Excerpted data:
>> BEGIN

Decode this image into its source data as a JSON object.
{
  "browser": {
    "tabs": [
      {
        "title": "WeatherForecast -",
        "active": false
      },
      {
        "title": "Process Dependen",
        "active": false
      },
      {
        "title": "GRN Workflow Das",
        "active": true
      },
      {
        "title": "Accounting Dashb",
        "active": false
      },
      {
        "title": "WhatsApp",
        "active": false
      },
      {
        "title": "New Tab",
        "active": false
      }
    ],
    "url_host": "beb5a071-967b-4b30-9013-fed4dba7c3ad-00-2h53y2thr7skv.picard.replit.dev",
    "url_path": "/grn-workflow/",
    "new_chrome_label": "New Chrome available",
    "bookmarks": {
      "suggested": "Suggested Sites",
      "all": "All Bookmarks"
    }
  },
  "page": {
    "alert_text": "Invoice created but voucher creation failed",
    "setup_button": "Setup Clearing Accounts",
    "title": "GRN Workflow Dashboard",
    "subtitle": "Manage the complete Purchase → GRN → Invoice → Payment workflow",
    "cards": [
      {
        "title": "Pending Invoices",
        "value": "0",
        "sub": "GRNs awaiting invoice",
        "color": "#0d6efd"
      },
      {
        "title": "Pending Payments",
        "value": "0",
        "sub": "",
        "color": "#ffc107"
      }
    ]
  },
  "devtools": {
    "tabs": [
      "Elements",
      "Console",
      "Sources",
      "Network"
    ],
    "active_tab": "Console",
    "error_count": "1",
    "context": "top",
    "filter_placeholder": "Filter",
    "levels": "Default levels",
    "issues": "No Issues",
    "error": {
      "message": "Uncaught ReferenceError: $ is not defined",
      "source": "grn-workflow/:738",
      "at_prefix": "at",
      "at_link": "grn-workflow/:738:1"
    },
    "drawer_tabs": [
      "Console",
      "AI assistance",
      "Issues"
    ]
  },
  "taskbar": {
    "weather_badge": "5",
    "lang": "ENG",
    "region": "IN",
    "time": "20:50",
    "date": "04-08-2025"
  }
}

>> END

Transcribe every entry verbatim.

Solution below:
Decode this image into its source data as a JSON object.
{
  "browser": {
    "tabs": [
      {
        "title": "WeatherForecast -",
        "active": false
      },
      {
        "title": "Process Dependen",
        "active": false
      },
      {
        "title": "GRN Workflow Das",
        "active": true
      },
      {
        "title": "Accounting Dashb",
        "active": false
      },
      {
        "title": "WhatsApp",
        "active": false
      },
      {
        "title": "New Tab",
        "active": false
      }
    ],
    "url_host": "beb5a071-967b-4b30-9013-fed4dba7c3ad-00-2h53y2thr7skv.picard.replit.dev",
    "url_path": "/grn-workflow/",
    "new_chrome_label": "New Chrome available",
    "bookmarks": {
      "suggested": "Suggested Sites",
      "all": "All Bookmarks"
    }
  },
  "page": {
    "alert_text": "Invoice created but voucher creation failed",
    "setup_button": "Setup Clearing Accounts",
    "title": "GRN Workflow Dashboard",
    "subtitle": "Manage the complete Purchase → GRN → Invoice → Payment workflow",
    "cards": [
      {
        "title": "Pending Invoices",
        "value": "0",
        "sub": "GRNs awaiting invoice",
        "color": "#0d6efd"
      },
      {
        "title": "Pending Payments",
        "value": "0",
        "sub": "",
        "color": "#ffc107"
      }
    ]
  },
  "devtools": {
    "tabs": [
      "Elements",
      "Console",
      "Sources",
      "Network"
    ],
    "active_tab": "Console",
    "error_count": "1",
    "context": "top",
    "filter_placeholder": "Filter",
    "levels": "Default levels",
    "issues": "No Issues",
    "error": {
      "message": "Uncaught ReferenceError: $ is not defined",
      "source": "grn-workflow/:738",
      "at_prefix": "at",
      "at_link": "grn-workflow/:738:1"
    },
    "drawer_tabs": [
      "Console",
      "AI assistance",
      "Issues"
    ]
  },
  "taskbar": {
    "weather_badge": "5",
    "lang": "ENG",
    "region": "IN",
    "time": "20:50",
    "date": "04-08-2025"
  }
}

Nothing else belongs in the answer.